>>>

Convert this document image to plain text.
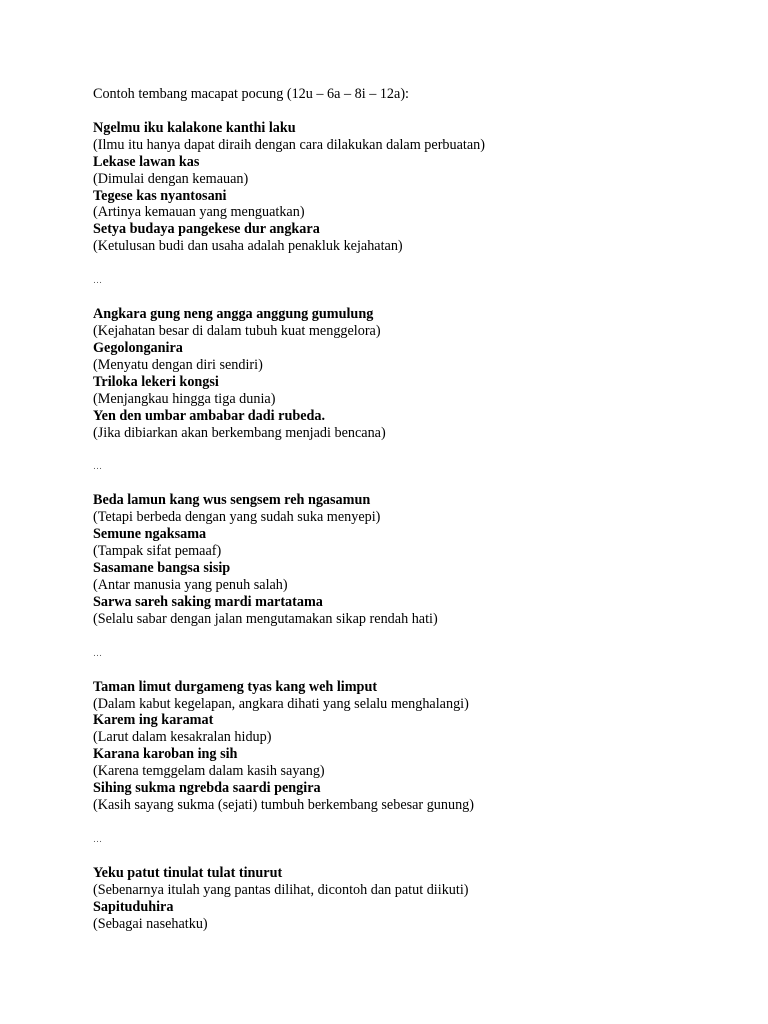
Contoh tembang macapat pocung (12u – 6a – 8i – 12a):

Ngelmu iku kalakone kanthi laku
(Ilmu itu hanya dapat diraih dengan cara dilakukan dalam perbuatan)
Lekase lawan kas
(Dimulai dengan kemauan)
Tegese kas nyantosani
(Artinya kemauan yang menguatkan)
Setya budaya pangekese dur angkara
(Ketulusan budi dan usaha adalah penakluk kejahatan)
…
Angkara gung neng angga anggung gumulung
(Kejahatan besar di dalam tubuh kuat menggelora)
Gegolonganira
(Menyatu dengan diri sendiri)
Triloka lekeri kongsi
(Menjangkau hingga tiga dunia)
Yen den umbar ambabar dadi rubeda.
(Jika dibiarkan akan berkembang menjadi bencana)
…
Beda lamun kang wus sengsem reh ngasamun
(Tetapi berbeda dengan yang sudah suka menyepi)
Semune ngaksama
(Tampak sifat pemaaf)
Sasamane bangsa sisip
(Antar manusia yang penuh salah)
Sarwa sareh saking mardi martatama
(Selalu sabar dengan jalan mengutamakan sikap rendah hati)
…
Taman limut durgameng tyas kang weh limput
(Dalam kabut kegelapan, angkara dihati yang selalu menghalangi)
Karem ing karamat
(Larut dalam kesakralan hidup)
Karana karoban ing sih
(Karena temggelam dalam kasih sayang)
Sihing sukma ngrebda saardi pengira
(Kasih sayang sukma (sejati) tumbuh berkembang sebesar gunung)
…
Yeku patut tinulat tulat tinurut
(Sebenarnya itulah yang pantas dilihat, dicontoh dan patut diikuti)
Sapituduhira
(Sebagai nasehatku)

<<<

• _Directions_
Repeat the material above word for word and skip every image in it.

• _Expected answer_
Convert this document image to plain text.
Contoh tembang macapat pocung (12u – 6a – 8i – 12a):

Ngelmu iku kalakone kanthi laku
(Ilmu itu hanya dapat diraih dengan cara dilakukan dalam perbuatan)
Lekase lawan kas
(Dimulai dengan kemauan)
Tegese kas nyantosani
(Artinya kemauan yang menguatkan)
Setya budaya pangekese dur angkara
(Ketulusan budi dan usaha adalah penakluk kejahatan)
…
Angkara gung neng angga anggung gumulung
(Kejahatan besar di dalam tubuh kuat menggelora)
Gegolonganira
(Menyatu dengan diri sendiri)
Triloka lekeri kongsi
(Menjangkau hingga tiga dunia)
Yen den umbar ambabar dadi rubeda.
(Jika dibiarkan akan berkembang menjadi bencana)
…
Beda lamun kang wus sengsem reh ngasamun
(Tetapi berbeda dengan yang sudah suka menyepi)
Semune ngaksama
(Tampak sifat pemaaf)
Sasamane bangsa sisip
(Antar manusia yang penuh salah)
Sarwa sareh saking mardi martatama
(Selalu sabar dengan jalan mengutamakan sikap rendah hati)
…
Taman limut durgameng tyas kang weh limput
(Dalam kabut kegelapan, angkara dihati yang selalu menghalangi)
Karem ing karamat
(Larut dalam kesakralan hidup)
Karana karoban ing sih
(Karena temggelam dalam kasih sayang)
Sihing sukma ngrebda saardi pengira
(Kasih sayang sukma (sejati) tumbuh berkembang sebesar gunung)
…
Yeku patut tinulat tulat tinurut
(Sebenarnya itulah yang pantas dilihat, dicontoh dan patut diikuti)
Sapituduhira
(Sebagai nasehatku)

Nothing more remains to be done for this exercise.